● Supplied entries
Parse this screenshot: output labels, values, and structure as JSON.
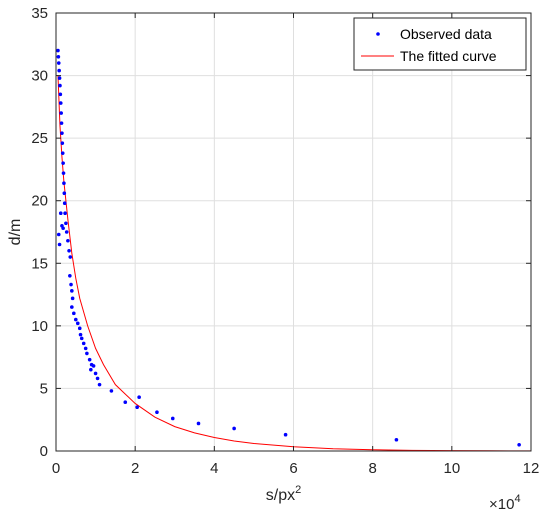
{
  "chart_data": {
    "type": "scatter",
    "title": "",
    "xlabel": "s/px",
    "xlabel_superscript": "2",
    "ylabel": "d/m",
    "x_multiplier_label": "×10",
    "x_multiplier_exponent": "4",
    "xlim": [
      0,
      12
    ],
    "ylim": [
      0,
      35
    ],
    "xticks": [
      "0",
      "2",
      "4",
      "6",
      "8",
      "10",
      "12"
    ],
    "yticks": [
      "0",
      "5",
      "10",
      "15",
      "20",
      "25",
      "30",
      "35"
    ],
    "grid": true,
    "legend_position": "top-right",
    "series": [
      {
        "name": "Observed data",
        "kind": "scatter",
        "color": "#0000ff",
        "points": [
          [
            0.05,
            32.0
          ],
          [
            0.06,
            31.5
          ],
          [
            0.07,
            31.0
          ],
          [
            0.08,
            30.4
          ],
          [
            0.09,
            29.8
          ],
          [
            0.1,
            29.2
          ],
          [
            0.11,
            28.5
          ],
          [
            0.12,
            27.8
          ],
          [
            0.13,
            27.0
          ],
          [
            0.14,
            26.2
          ],
          [
            0.15,
            25.4
          ],
          [
            0.16,
            24.6
          ],
          [
            0.17,
            23.8
          ],
          [
            0.18,
            23.0
          ],
          [
            0.19,
            22.2
          ],
          [
            0.2,
            21.4
          ],
          [
            0.21,
            20.6
          ],
          [
            0.22,
            19.8
          ],
          [
            0.23,
            19.0
          ],
          [
            0.25,
            18.2
          ],
          [
            0.27,
            17.5
          ],
          [
            0.3,
            16.8
          ],
          [
            0.07,
            17.3
          ],
          [
            0.09,
            16.5
          ],
          [
            0.12,
            19.0
          ],
          [
            0.15,
            18.0
          ],
          [
            0.18,
            17.8
          ],
          [
            0.33,
            16.0
          ],
          [
            0.36,
            15.5
          ],
          [
            0.35,
            14.0
          ],
          [
            0.38,
            13.3
          ],
          [
            0.4,
            12.8
          ],
          [
            0.42,
            12.2
          ],
          [
            0.4,
            11.5
          ],
          [
            0.45,
            11.0
          ],
          [
            0.5,
            10.5
          ],
          [
            0.55,
            10.2
          ],
          [
            0.6,
            9.8
          ],
          [
            0.62,
            9.3
          ],
          [
            0.65,
            9.0
          ],
          [
            0.7,
            8.6
          ],
          [
            0.75,
            8.2
          ],
          [
            0.78,
            7.8
          ],
          [
            0.85,
            7.3
          ],
          [
            0.9,
            6.9
          ],
          [
            0.88,
            6.5
          ],
          [
            0.95,
            6.8
          ],
          [
            1.0,
            6.2
          ],
          [
            1.05,
            5.8
          ],
          [
            1.1,
            5.3
          ],
          [
            1.4,
            4.8
          ],
          [
            1.75,
            3.9
          ],
          [
            2.05,
            3.5
          ],
          [
            2.1,
            4.3
          ],
          [
            2.55,
            3.1
          ],
          [
            2.95,
            2.6
          ],
          [
            3.6,
            2.2
          ],
          [
            4.5,
            1.8
          ],
          [
            5.8,
            1.3
          ],
          [
            8.6,
            0.9
          ],
          [
            11.7,
            0.5
          ]
        ]
      },
      {
        "name": "The fitted curve",
        "kind": "line",
        "color": "#ff0000",
        "points": [
          [
            0.05,
            30.0
          ],
          [
            0.1,
            26.0
          ],
          [
            0.15,
            23.5
          ],
          [
            0.2,
            21.5
          ],
          [
            0.3,
            18.5
          ],
          [
            0.4,
            15.8
          ],
          [
            0.5,
            13.8
          ],
          [
            0.6,
            12.2
          ],
          [
            0.8,
            10.0
          ],
          [
            1.0,
            8.2
          ],
          [
            1.2,
            6.9
          ],
          [
            1.5,
            5.3
          ],
          [
            2.0,
            3.8
          ],
          [
            2.5,
            2.7
          ],
          [
            3.0,
            1.95
          ],
          [
            3.5,
            1.45
          ],
          [
            4.0,
            1.08
          ],
          [
            4.5,
            0.8
          ],
          [
            5.0,
            0.6
          ],
          [
            6.0,
            0.34
          ],
          [
            7.0,
            0.18
          ],
          [
            8.0,
            0.1
          ],
          [
            9.0,
            0.05
          ],
          [
            10.0,
            0.03
          ],
          [
            11.0,
            0.015
          ],
          [
            12.0,
            0.01
          ]
        ]
      }
    ]
  }
}
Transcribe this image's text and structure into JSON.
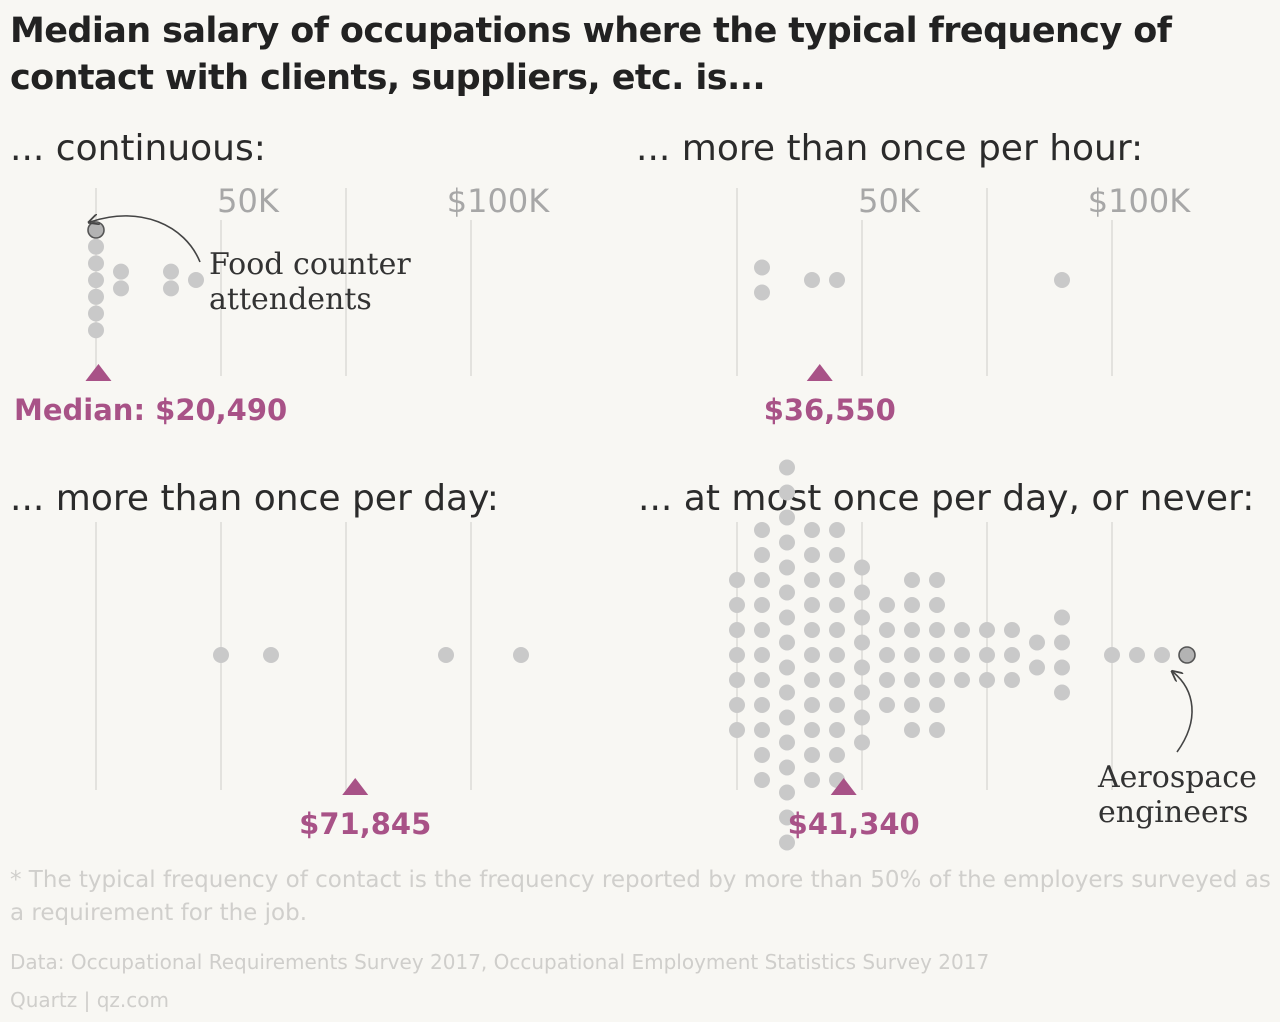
{
  "title": "Median salary of occupations where the typical frequency of contact with clients, suppliers, etc. is...",
  "footnote": "* The typical frequency of contact is the frequency reported by more than 50% of the employers surveyed as a requirement for the job.",
  "source": "Data: Occupational Requirements Survey 2017, Occupational Employment Statistics Survey 2017",
  "credit": "Quartz | qz.com",
  "colors": {
    "dot": "#c9c9c9",
    "highlight_dot": "#b3b3b3",
    "median": "#a85287",
    "gridline": "#e3e2de",
    "tick_label": "#a7a7a7"
  },
  "chart_data": [
    {
      "type": "scatter",
      "subtype": "beeswarm",
      "title": "... continuous:",
      "x_ticks": [
        "50K",
        "$100K"
      ],
      "x_tick_values": [
        50000,
        100000
      ],
      "median": 20490,
      "median_label": "Median: $20,490",
      "points_x": [
        20000,
        20000,
        20000,
        20000,
        20000,
        20000,
        20000,
        25000,
        25000,
        35000,
        35000,
        40000
      ],
      "highlight": {
        "x": 20000,
        "label": "Food counter attendents"
      }
    },
    {
      "type": "scatter",
      "subtype": "beeswarm",
      "title": "... more than once per hour:",
      "x_ticks": [
        "50K",
        "$100K"
      ],
      "x_tick_values": [
        50000,
        100000
      ],
      "median": 36550,
      "median_label": "$36,550",
      "points_x": [
        25000,
        25000,
        35000,
        40000,
        85000
      ]
    },
    {
      "type": "scatter",
      "subtype": "beeswarm",
      "title": "... more than once per day:",
      "median": 71845,
      "median_label": "$71,845",
      "points_x": [
        45000,
        55000,
        90000,
        105000
      ]
    },
    {
      "type": "scatter",
      "subtype": "beeswarm",
      "title": "... at most once per day, or never:",
      "median": 41340,
      "median_label": "$41,340",
      "bins": [
        {
          "x": 20000,
          "count": 7
        },
        {
          "x": 25000,
          "count": 11
        },
        {
          "x": 30000,
          "count": 16
        },
        {
          "x": 35000,
          "count": 11
        },
        {
          "x": 40000,
          "count": 11
        },
        {
          "x": 45000,
          "count": 8
        },
        {
          "x": 50000,
          "count": 5
        },
        {
          "x": 55000,
          "count": 7
        },
        {
          "x": 60000,
          "count": 7
        },
        {
          "x": 65000,
          "count": 3
        },
        {
          "x": 70000,
          "count": 3
        },
        {
          "x": 75000,
          "count": 3
        },
        {
          "x": 80000,
          "count": 2
        },
        {
          "x": 85000,
          "count": 4
        },
        {
          "x": 95000,
          "count": 1
        },
        {
          "x": 100000,
          "count": 1
        },
        {
          "x": 105000,
          "count": 1
        },
        {
          "x": 110000,
          "count": 1
        }
      ],
      "highlight": {
        "x": 110000,
        "label": "Aerospace engineers"
      }
    }
  ]
}
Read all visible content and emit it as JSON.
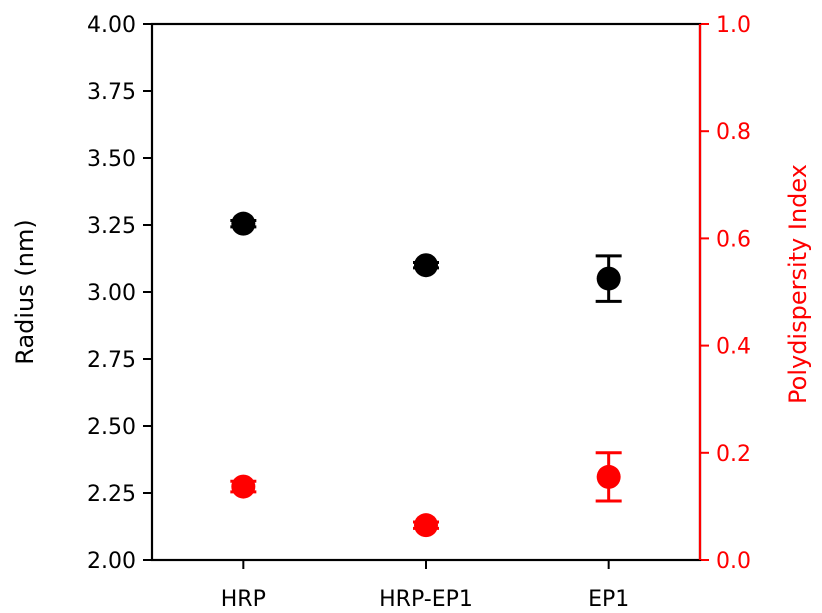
{
  "chart_data": {
    "type": "scatter",
    "title": "",
    "categories": [
      "HRP",
      "HRP-EP1",
      "EP1"
    ],
    "left_axis": {
      "label": "Radius (nm)",
      "ylim": [
        2.0,
        4.0
      ],
      "ticks": [
        2.0,
        2.25,
        2.5,
        2.75,
        3.0,
        3.25,
        3.5,
        3.75,
        4.0
      ],
      "tick_labels": [
        "2.00",
        "2.25",
        "2.50",
        "2.75",
        "3.00",
        "3.25",
        "3.50",
        "3.75",
        "4.00"
      ],
      "color": "#000000"
    },
    "right_axis": {
      "label": "Polydispersity Index",
      "ylim": [
        0.0,
        1.0
      ],
      "ticks": [
        0.0,
        0.2,
        0.4,
        0.6,
        0.8,
        1.0
      ],
      "tick_labels": [
        "0.0",
        "0.2",
        "0.4",
        "0.6",
        "0.8",
        "1.0"
      ],
      "color": "#ff0000"
    },
    "series": [
      {
        "axis": "left",
        "color": "#000000",
        "values": [
          3.255,
          3.1,
          3.05
        ],
        "errors": [
          0.012,
          0.01,
          0.085
        ]
      },
      {
        "axis": "right",
        "color": "#ff0000",
        "values": [
          0.137,
          0.065,
          0.155
        ],
        "errors": [
          0.01,
          0.006,
          0.045
        ]
      }
    ],
    "grid": false,
    "legend": "none"
  }
}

● Exercise description
Filter the entries and copy out every line with the word "structure".

● Written answer
Parse this screenshot: output labels, values, and structure as JSON.
Transcribe this image's text and structure into JSON.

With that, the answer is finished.